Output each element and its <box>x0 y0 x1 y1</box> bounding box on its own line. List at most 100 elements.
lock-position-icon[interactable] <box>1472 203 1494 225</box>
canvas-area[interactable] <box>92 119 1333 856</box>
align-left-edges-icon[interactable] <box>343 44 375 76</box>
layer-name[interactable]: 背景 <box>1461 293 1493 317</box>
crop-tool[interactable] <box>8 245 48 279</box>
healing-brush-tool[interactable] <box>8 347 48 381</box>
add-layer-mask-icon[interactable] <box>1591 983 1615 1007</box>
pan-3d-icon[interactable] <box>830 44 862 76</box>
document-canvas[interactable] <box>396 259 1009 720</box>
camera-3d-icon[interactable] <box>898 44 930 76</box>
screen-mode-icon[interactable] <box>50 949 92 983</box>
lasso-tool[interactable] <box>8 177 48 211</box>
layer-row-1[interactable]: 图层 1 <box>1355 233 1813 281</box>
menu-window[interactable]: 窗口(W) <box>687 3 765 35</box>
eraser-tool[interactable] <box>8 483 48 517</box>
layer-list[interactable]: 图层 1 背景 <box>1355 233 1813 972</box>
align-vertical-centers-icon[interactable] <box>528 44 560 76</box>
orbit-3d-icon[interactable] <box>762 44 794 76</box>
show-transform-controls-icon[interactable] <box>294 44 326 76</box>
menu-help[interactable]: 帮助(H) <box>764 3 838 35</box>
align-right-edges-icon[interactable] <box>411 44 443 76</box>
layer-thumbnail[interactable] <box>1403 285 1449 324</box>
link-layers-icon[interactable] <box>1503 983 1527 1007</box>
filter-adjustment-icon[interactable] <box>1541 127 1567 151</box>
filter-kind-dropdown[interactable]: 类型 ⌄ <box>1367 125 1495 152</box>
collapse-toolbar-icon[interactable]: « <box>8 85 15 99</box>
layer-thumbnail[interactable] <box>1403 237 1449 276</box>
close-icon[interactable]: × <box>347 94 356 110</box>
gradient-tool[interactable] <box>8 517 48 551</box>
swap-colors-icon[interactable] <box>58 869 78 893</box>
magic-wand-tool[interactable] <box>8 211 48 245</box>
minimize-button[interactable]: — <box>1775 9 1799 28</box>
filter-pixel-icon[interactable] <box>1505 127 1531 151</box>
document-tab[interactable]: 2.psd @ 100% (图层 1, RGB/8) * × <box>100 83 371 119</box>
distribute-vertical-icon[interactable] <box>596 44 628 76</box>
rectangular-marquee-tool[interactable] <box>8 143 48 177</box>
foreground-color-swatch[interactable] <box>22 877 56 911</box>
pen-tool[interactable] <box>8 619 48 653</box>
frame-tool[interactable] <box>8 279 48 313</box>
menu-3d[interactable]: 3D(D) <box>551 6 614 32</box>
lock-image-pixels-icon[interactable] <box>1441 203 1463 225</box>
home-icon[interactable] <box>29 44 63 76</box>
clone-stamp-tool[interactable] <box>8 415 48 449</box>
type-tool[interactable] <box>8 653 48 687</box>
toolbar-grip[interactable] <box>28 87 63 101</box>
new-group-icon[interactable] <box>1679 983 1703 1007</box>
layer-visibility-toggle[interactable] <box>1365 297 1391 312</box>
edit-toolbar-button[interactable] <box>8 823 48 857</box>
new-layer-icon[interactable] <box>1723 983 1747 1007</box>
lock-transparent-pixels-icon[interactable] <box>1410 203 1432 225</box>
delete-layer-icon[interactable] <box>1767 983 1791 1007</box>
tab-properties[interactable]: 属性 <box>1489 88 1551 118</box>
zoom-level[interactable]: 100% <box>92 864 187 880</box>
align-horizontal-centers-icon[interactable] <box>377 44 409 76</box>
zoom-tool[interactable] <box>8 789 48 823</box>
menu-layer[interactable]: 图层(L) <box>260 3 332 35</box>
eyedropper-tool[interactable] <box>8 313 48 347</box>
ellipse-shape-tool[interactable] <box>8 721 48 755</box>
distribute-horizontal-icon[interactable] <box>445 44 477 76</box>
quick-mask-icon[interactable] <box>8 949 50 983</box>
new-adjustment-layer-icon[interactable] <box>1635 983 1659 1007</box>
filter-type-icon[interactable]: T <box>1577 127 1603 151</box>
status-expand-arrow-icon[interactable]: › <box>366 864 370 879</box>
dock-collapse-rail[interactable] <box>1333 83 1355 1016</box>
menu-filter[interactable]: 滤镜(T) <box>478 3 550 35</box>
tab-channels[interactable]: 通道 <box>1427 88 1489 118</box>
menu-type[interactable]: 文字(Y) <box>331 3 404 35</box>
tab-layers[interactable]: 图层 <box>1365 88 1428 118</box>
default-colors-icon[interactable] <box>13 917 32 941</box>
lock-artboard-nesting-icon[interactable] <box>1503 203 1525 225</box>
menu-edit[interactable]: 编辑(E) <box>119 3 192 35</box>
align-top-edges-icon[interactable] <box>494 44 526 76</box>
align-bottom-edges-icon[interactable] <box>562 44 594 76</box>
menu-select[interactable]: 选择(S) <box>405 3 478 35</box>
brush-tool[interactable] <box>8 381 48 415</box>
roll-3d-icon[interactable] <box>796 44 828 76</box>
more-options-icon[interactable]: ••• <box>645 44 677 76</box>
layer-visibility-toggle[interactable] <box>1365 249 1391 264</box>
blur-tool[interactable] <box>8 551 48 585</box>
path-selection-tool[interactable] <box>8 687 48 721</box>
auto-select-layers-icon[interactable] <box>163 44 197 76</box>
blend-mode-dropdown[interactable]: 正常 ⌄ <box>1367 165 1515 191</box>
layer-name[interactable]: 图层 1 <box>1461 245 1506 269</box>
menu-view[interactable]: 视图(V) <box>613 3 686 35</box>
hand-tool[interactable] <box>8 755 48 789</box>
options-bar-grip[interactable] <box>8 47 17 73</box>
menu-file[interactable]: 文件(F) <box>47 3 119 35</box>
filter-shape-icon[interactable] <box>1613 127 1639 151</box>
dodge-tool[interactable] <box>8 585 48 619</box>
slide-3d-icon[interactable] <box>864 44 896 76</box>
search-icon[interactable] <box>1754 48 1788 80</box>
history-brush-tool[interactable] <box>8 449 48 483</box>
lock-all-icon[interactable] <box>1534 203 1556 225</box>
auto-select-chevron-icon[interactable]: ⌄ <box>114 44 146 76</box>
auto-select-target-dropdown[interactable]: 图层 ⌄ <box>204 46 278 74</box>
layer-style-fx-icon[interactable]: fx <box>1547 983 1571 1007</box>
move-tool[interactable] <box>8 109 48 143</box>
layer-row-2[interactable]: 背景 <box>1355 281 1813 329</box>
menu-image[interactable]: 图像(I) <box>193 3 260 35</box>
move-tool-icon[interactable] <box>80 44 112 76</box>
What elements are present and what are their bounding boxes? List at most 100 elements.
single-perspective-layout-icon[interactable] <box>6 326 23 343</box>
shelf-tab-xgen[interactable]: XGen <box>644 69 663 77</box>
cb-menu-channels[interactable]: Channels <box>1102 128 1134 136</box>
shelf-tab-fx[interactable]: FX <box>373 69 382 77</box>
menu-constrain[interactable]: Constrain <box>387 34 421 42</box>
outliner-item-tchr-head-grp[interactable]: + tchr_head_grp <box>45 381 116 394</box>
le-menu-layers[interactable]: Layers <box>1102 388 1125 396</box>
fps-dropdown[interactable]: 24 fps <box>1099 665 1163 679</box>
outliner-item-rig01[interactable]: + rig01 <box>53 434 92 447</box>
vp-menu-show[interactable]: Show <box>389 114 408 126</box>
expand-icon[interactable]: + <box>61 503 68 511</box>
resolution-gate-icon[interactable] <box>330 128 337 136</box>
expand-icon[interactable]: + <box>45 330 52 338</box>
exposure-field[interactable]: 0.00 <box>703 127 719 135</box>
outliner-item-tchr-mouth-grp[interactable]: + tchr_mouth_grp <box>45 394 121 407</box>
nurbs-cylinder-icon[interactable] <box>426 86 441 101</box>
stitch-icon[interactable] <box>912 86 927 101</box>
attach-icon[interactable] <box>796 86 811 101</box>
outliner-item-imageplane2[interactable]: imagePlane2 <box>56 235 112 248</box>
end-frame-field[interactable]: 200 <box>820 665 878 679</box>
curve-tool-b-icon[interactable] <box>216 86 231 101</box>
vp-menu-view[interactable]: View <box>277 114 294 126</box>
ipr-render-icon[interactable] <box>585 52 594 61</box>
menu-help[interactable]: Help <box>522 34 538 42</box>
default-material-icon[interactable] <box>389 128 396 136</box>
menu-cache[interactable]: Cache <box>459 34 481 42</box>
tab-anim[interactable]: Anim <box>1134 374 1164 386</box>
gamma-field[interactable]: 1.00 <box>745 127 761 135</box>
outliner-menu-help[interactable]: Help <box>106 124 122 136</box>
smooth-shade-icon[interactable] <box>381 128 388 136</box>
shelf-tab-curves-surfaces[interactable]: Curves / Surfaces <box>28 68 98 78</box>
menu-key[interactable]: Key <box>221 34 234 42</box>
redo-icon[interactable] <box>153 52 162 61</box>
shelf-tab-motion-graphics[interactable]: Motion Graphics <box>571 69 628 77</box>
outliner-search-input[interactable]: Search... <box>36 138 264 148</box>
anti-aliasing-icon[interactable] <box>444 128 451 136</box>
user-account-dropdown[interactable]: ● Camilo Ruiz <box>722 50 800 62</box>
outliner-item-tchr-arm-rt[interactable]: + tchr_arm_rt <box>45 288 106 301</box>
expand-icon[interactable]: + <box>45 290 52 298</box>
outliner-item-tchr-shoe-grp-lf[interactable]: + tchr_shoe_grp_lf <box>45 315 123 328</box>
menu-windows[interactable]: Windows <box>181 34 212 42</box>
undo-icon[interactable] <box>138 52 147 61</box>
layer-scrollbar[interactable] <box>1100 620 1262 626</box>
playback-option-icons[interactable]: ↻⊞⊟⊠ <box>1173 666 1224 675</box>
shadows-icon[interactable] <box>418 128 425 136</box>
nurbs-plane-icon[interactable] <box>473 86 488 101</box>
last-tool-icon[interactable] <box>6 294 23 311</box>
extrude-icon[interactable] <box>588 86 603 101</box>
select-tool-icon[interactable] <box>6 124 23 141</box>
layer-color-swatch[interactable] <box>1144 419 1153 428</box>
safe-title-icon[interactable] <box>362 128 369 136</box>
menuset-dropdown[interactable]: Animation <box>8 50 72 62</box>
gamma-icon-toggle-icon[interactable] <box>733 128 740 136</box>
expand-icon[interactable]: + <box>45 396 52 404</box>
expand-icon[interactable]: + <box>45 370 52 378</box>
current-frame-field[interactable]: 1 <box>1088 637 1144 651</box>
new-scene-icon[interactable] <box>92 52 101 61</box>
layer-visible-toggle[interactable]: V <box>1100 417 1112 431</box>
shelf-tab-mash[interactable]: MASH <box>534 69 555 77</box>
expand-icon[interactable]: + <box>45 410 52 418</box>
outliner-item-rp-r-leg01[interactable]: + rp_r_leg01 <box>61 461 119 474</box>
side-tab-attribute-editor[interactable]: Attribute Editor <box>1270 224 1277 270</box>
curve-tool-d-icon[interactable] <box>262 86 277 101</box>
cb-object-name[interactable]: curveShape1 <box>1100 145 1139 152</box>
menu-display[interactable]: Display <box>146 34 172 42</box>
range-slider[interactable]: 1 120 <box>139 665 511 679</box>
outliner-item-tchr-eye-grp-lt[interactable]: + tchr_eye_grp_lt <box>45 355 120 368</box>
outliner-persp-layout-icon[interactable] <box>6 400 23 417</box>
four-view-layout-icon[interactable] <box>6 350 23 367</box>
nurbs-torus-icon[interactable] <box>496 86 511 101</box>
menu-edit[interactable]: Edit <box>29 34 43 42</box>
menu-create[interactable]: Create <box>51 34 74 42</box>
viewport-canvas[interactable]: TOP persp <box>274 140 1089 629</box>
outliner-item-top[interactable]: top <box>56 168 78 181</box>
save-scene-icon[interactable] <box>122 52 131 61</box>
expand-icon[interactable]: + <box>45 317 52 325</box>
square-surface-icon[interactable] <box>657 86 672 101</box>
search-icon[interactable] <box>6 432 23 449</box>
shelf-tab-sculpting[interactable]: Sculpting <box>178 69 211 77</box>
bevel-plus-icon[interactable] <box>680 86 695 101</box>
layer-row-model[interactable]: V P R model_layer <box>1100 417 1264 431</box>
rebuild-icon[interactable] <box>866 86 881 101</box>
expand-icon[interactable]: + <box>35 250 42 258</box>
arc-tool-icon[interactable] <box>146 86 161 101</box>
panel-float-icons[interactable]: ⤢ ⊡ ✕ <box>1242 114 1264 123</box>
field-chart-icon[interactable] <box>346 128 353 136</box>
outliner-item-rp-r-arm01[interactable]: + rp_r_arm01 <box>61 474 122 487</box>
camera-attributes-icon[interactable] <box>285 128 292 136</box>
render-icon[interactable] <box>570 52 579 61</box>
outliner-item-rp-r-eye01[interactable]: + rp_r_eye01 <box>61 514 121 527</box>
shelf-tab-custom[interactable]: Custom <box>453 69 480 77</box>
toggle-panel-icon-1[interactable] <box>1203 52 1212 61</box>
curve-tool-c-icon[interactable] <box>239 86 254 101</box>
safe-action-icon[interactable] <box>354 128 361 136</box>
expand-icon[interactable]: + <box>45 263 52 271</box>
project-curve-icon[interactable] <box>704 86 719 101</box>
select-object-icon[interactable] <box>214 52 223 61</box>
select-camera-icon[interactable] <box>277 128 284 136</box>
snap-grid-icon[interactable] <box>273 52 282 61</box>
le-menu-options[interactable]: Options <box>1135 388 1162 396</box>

--- To be done ---
Arrange everything from the first of the lines above down to the one containing "magic-wand-tool[interactable] <box>8 211" as a numbered list, leaving out any blank lines.

--- Solved problem ---
1. Output each element and its <box>x0 y0 x1 y1</box> bounding box on its own line. List at most 100 elements.
2. lock-position-icon[interactable] <box>1472 203 1494 225</box>
3. canvas-area[interactable] <box>92 119 1333 856</box>
4. align-left-edges-icon[interactable] <box>343 44 375 76</box>
5. layer-name[interactable]: 背景 <box>1461 293 1493 317</box>
6. crop-tool[interactable] <box>8 245 48 279</box>
7. healing-brush-tool[interactable] <box>8 347 48 381</box>
8. add-layer-mask-icon[interactable] <box>1591 983 1615 1007</box>
9. pan-3d-icon[interactable] <box>830 44 862 76</box>
10. document-canvas[interactable] <box>396 259 1009 720</box>
11. camera-3d-icon[interactable] <box>898 44 930 76</box>
12. screen-mode-icon[interactable] <box>50 949 92 983</box>
13. lasso-tool[interactable] <box>8 177 48 211</box>
14. layer-row-1[interactable]: 图层 1 <box>1355 233 1813 281</box>
15. menu-window[interactable]: 窗口(W) <box>687 3 765 35</box>
16. eraser-tool[interactable] <box>8 483 48 517</box>
17. layer-list[interactable]: 图层 1 背景 <box>1355 233 1813 972</box>
18. align-vertical-centers-icon[interactable] <box>528 44 560 76</box>
19. orbit-3d-icon[interactable] <box>762 44 794 76</box>
20. show-transform-controls-icon[interactable] <box>294 44 326 76</box>
21. menu-help[interactable]: 帮助(H) <box>764 3 838 35</box>
22. align-right-edges-icon[interactable] <box>411 44 443 76</box>
23. layer-thumbnail[interactable] <box>1403 285 1449 324</box>
24. link-layers-icon[interactable] <box>1503 983 1527 1007</box>
25. filter-adjustment-icon[interactable] <box>1541 127 1567 151</box>
26. filter-kind-dropdown[interactable]: 类型 ⌄ <box>1367 125 1495 152</box>
27. collapse-toolbar-icon[interactable]: « <box>8 85 15 99</box>
28. layer-thumbnail[interactable] <box>1403 237 1449 276</box>
29. close-icon[interactable]: × <box>347 94 356 110</box>
30. gradient-tool[interactable] <box>8 517 48 551</box>
31. swap-colors-icon[interactable] <box>58 869 78 893</box>
32. magic-wand-tool[interactable] <box>8 211 48 245</box>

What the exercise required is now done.